__Written request__
Extract every record, keeping each one exactly as it is.
------------------------------------------------------------
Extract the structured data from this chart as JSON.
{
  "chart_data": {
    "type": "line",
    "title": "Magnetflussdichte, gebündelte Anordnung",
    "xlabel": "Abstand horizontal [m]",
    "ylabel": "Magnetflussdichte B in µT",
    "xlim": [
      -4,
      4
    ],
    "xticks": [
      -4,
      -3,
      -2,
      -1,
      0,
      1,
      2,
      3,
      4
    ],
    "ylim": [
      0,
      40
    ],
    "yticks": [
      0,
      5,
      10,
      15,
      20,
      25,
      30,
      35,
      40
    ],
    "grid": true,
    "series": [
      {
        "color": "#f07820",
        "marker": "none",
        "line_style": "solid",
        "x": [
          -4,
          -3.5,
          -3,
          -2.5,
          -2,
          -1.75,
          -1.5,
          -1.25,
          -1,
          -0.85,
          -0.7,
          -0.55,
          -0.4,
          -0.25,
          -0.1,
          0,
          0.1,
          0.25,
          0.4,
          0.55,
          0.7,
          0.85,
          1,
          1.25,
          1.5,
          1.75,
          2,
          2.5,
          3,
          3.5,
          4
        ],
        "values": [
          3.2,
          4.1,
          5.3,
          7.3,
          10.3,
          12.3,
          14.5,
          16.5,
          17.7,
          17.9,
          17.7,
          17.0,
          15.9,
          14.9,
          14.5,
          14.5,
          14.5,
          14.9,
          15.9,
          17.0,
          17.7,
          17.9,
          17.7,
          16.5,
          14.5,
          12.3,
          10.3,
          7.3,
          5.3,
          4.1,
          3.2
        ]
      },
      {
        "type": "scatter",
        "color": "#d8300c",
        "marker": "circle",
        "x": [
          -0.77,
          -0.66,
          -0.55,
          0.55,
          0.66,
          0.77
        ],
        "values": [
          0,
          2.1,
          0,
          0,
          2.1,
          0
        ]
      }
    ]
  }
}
------------------------------------------------------------
__Finished answer__
Extract the structured data from this chart as JSON.
{
  "chart_data": {
    "type": "line",
    "title": "Magnetflussdichte, gebündelte Anordnung",
    "xlabel": "Abstand horizontal [m]",
    "ylabel": "Magnetflussdichte B in µT",
    "xlim": [
      -4,
      4
    ],
    "xticks": [
      -4,
      -3,
      -2,
      -1,
      0,
      1,
      2,
      3,
      4
    ],
    "ylim": [
      0,
      40
    ],
    "yticks": [
      0,
      5,
      10,
      15,
      20,
      25,
      30,
      35,
      40
    ],
    "grid": true,
    "series": [
      {
        "color": "#f07820",
        "marker": "none",
        "line_style": "solid",
        "x": [
          -4,
          -3.5,
          -3,
          -2.5,
          -2,
          -1.75,
          -1.5,
          -1.25,
          -1,
          -0.85,
          -0.7,
          -0.55,
          -0.4,
          -0.25,
          -0.1,
          0,
          0.1,
          0.25,
          0.4,
          0.55,
          0.7,
          0.85,
          1,
          1.25,
          1.5,
          1.75,
          2,
          2.5,
          3,
          3.5,
          4
        ],
        "values": [
          3.2,
          4.1,
          5.3,
          7.3,
          10.3,
          12.3,
          14.5,
          16.5,
          17.7,
          17.9,
          17.7,
          17.0,
          15.9,
          14.9,
          14.5,
          14.5,
          14.5,
          14.9,
          15.9,
          17.0,
          17.7,
          17.9,
          17.7,
          16.5,
          14.5,
          12.3,
          10.3,
          7.3,
          5.3,
          4.1,
          3.2
        ]
      },
      {
        "type": "scatter",
        "color": "#d8300c",
        "marker": "circle",
        "x": [
          -0.77,
          -0.66,
          -0.55,
          0.55,
          0.66,
          0.77
        ],
        "values": [
          0,
          2.1,
          0,
          0,
          2.1,
          0
        ]
      }
    ]
  }
}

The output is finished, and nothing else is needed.